# Input data

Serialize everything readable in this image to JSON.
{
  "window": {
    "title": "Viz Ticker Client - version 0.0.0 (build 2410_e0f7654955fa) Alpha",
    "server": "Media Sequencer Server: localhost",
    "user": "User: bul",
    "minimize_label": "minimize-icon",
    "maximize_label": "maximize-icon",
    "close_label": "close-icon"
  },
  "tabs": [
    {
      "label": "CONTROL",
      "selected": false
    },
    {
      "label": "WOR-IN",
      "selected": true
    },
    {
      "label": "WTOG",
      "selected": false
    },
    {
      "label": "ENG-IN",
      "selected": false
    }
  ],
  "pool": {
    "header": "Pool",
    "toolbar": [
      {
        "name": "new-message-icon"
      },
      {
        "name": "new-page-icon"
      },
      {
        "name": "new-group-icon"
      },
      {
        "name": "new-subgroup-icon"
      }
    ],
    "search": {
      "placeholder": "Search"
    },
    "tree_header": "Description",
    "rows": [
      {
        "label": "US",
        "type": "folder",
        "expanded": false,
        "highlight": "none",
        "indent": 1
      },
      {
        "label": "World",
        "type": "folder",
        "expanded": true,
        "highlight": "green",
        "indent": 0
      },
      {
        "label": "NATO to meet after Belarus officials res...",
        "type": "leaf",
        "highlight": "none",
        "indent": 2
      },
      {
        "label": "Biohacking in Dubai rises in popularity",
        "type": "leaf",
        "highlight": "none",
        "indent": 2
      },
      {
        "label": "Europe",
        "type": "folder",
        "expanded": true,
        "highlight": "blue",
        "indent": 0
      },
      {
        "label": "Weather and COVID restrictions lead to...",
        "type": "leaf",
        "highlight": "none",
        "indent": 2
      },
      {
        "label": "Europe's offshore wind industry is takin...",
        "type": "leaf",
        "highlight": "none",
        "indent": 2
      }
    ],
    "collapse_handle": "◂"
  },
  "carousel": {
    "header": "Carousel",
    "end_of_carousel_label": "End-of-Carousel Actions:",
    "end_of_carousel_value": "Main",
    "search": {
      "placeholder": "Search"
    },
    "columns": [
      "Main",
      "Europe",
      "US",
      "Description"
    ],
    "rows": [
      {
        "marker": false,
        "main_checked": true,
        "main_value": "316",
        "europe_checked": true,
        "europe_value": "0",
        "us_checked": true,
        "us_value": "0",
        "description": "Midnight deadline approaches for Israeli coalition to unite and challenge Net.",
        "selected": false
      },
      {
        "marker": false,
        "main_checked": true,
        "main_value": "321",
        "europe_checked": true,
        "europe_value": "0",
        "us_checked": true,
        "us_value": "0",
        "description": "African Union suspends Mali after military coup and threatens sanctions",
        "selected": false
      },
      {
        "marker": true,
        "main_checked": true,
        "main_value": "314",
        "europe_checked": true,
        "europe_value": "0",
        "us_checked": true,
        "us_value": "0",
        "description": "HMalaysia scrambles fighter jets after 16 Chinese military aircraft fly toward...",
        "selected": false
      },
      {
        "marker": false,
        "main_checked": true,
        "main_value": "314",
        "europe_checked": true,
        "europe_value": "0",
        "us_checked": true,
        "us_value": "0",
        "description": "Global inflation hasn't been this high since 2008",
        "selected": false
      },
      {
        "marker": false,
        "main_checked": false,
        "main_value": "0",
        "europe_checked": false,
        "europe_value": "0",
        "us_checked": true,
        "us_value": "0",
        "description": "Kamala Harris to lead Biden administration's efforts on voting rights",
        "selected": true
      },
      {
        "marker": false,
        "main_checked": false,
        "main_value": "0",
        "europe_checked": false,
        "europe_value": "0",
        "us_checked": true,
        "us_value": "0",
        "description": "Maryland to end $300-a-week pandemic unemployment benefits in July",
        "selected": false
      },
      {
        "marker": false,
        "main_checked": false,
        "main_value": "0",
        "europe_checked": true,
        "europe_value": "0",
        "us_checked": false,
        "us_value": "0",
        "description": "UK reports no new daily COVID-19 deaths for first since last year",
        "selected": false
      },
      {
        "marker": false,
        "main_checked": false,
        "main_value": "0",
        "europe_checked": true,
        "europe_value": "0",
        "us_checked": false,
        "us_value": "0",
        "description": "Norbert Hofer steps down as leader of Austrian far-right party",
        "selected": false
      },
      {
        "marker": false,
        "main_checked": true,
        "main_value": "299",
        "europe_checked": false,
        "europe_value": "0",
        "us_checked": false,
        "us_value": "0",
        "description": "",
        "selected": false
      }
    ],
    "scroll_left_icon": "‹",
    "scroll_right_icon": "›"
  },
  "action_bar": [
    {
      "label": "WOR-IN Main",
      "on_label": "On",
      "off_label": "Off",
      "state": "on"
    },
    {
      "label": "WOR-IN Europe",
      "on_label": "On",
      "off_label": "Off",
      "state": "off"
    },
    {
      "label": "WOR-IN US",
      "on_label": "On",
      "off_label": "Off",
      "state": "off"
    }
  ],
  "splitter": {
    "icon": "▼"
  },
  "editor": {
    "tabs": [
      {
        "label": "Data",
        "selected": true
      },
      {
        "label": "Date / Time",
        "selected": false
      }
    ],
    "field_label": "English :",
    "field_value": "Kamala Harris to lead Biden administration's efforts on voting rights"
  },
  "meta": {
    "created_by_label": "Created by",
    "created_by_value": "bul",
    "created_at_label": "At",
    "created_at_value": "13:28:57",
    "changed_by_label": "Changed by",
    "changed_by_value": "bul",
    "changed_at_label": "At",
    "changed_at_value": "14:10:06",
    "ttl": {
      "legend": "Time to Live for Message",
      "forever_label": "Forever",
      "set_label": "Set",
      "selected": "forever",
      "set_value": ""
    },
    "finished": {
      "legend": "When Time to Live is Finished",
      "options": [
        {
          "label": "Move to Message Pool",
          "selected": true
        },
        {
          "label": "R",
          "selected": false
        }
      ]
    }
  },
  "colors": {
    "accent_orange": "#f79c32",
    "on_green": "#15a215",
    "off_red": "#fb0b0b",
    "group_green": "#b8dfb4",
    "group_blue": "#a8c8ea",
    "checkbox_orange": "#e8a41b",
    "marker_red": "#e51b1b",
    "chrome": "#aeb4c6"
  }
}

# Written instruction
Please set down all the data word for word.

# Exercise result
Serialize everything readable in this image to JSON.
{
  "window": {
    "title": "Viz Ticker Client - version 0.0.0 (build 2410_e0f7654955fa) Alpha",
    "server": "Media Sequencer Server: localhost",
    "user": "User: bul",
    "minimize_label": "minimize-icon",
    "maximize_label": "maximize-icon",
    "close_label": "close-icon"
  },
  "tabs": [
    {
      "label": "CONTROL",
      "selected": false
    },
    {
      "label": "WOR-IN",
      "selected": true
    },
    {
      "label": "WTOG",
      "selected": false
    },
    {
      "label": "ENG-IN",
      "selected": false
    }
  ],
  "pool": {
    "header": "Pool",
    "toolbar": [
      {
        "name": "new-message-icon"
      },
      {
        "name": "new-page-icon"
      },
      {
        "name": "new-group-icon"
      },
      {
        "name": "new-subgroup-icon"
      }
    ],
    "search": {
      "placeholder": "Search"
    },
    "tree_header": "Description",
    "rows": [
      {
        "label": "US",
        "type": "folder",
        "expanded": false,
        "highlight": "none",
        "indent": 1
      },
      {
        "label": "World",
        "type": "folder",
        "expanded": true,
        "highlight": "green",
        "indent": 0
      },
      {
        "label": "NATO to meet after Belarus officials res...",
        "type": "leaf",
        "highlight": "none",
        "indent": 2
      },
      {
        "label": "Biohacking in Dubai rises in popularity",
        "type": "leaf",
        "highlight": "none",
        "indent": 2
      },
      {
        "label": "Europe",
        "type": "folder",
        "expanded": true,
        "highlight": "blue",
        "indent": 0
      },
      {
        "label": "Weather and COVID restrictions lead to...",
        "type": "leaf",
        "highlight": "none",
        "indent": 2
      },
      {
        "label": "Europe's offshore wind industry is takin...",
        "type": "leaf",
        "highlight": "none",
        "indent": 2
      }
    ],
    "collapse_handle": "◂"
  },
  "carousel": {
    "header": "Carousel",
    "end_of_carousel_label": "End-of-Carousel Actions:",
    "end_of_carousel_value": "Main",
    "search": {
      "placeholder": "Search"
    },
    "columns": [
      "Main",
      "Europe",
      "US",
      "Description"
    ],
    "rows": [
      {
        "marker": false,
        "main_checked": true,
        "main_value": "316",
        "europe_checked": true,
        "europe_value": "0",
        "us_checked": true,
        "us_value": "0",
        "description": "Midnight deadline approaches for Israeli coalition to unite and challenge Net.",
        "selected": false
      },
      {
        "marker": false,
        "main_checked": true,
        "main_value": "321",
        "europe_checked": true,
        "europe_value": "0",
        "us_checked": true,
        "us_value": "0",
        "description": "African Union suspends Mali after military coup and threatens sanctions",
        "selected": false
      },
      {
        "marker": true,
        "main_checked": true,
        "main_value": "314",
        "europe_checked": true,
        "europe_value": "0",
        "us_checked": true,
        "us_value": "0",
        "description": "HMalaysia scrambles fighter jets after 16 Chinese military aircraft fly toward...",
        "selected": false
      },
      {
        "marker": false,
        "main_checked": true,
        "main_value": "314",
        "europe_checked": true,
        "europe_value": "0",
        "us_checked": true,
        "us_value": "0",
        "description": "Global inflation hasn't been this high since 2008",
        "selected": false
      },
      {
        "marker": false,
        "main_checked": false,
        "main_value": "0",
        "europe_checked": false,
        "europe_value": "0",
        "us_checked": true,
        "us_value": "0",
        "description": "Kamala Harris to lead Biden administration's efforts on voting rights",
        "selected": true
      },
      {
        "marker": false,
        "main_checked": false,
        "main_value": "0",
        "europe_checked": false,
        "europe_value": "0",
        "us_checked": true,
        "us_value": "0",
        "description": "Maryland to end $300-a-week pandemic unemployment benefits in July",
        "selected": false
      },
      {
        "marker": false,
        "main_checked": false,
        "main_value": "0",
        "europe_checked": true,
        "europe_value": "0",
        "us_checked": false,
        "us_value": "0",
        "description": "UK reports no new daily COVID-19 deaths for first since last year",
        "selected": false
      },
      {
        "marker": false,
        "main_checked": false,
        "main_value": "0",
        "europe_checked": true,
        "europe_value": "0",
        "us_checked": false,
        "us_value": "0",
        "description": "Norbert Hofer steps down as leader of Austrian far-right party",
        "selected": false
      },
      {
        "marker": false,
        "main_checked": true,
        "main_value": "299",
        "europe_checked": false,
        "europe_value": "0",
        "us_checked": false,
        "us_value": "0",
        "description": "",
        "selected": false
      }
    ],
    "scroll_left_icon": "‹",
    "scroll_right_icon": "›"
  },
  "action_bar": [
    {
      "label": "WOR-IN Main",
      "on_label": "On",
      "off_label": "Off",
      "state": "on"
    },
    {
      "label": "WOR-IN Europe",
      "on_label": "On",
      "off_label": "Off",
      "state": "off"
    },
    {
      "label": "WOR-IN US",
      "on_label": "On",
      "off_label": "Off",
      "state": "off"
    }
  ],
  "splitter": {
    "icon": "▼"
  },
  "editor": {
    "tabs": [
      {
        "label": "Data",
        "selected": true
      },
      {
        "label": "Date / Time",
        "selected": false
      }
    ],
    "field_label": "English :",
    "field_value": "Kamala Harris to lead Biden administration's efforts on voting rights"
  },
  "meta": {
    "created_by_label": "Created by",
    "created_by_value": "bul",
    "created_at_label": "At",
    "created_at_value": "13:28:57",
    "changed_by_label": "Changed by",
    "changed_by_value": "bul",
    "changed_at_label": "At",
    "changed_at_value": "14:10:06",
    "ttl": {
      "legend": "Time to Live for Message",
      "forever_label": "Forever",
      "set_label": "Set",
      "selected": "forever",
      "set_value": ""
    },
    "finished": {
      "legend": "When Time to Live is Finished",
      "options": [
        {
          "label": "Move to Message Pool",
          "selected": true
        },
        {
          "label": "R",
          "selected": false
        }
      ]
    }
  },
  "colors": {
    "accent_orange": "#f79c32",
    "on_green": "#15a215",
    "off_red": "#fb0b0b",
    "group_green": "#b8dfb4",
    "group_blue": "#a8c8ea",
    "checkbox_orange": "#e8a41b",
    "marker_red": "#e51b1b",
    "chrome": "#aeb4c6"
  }
}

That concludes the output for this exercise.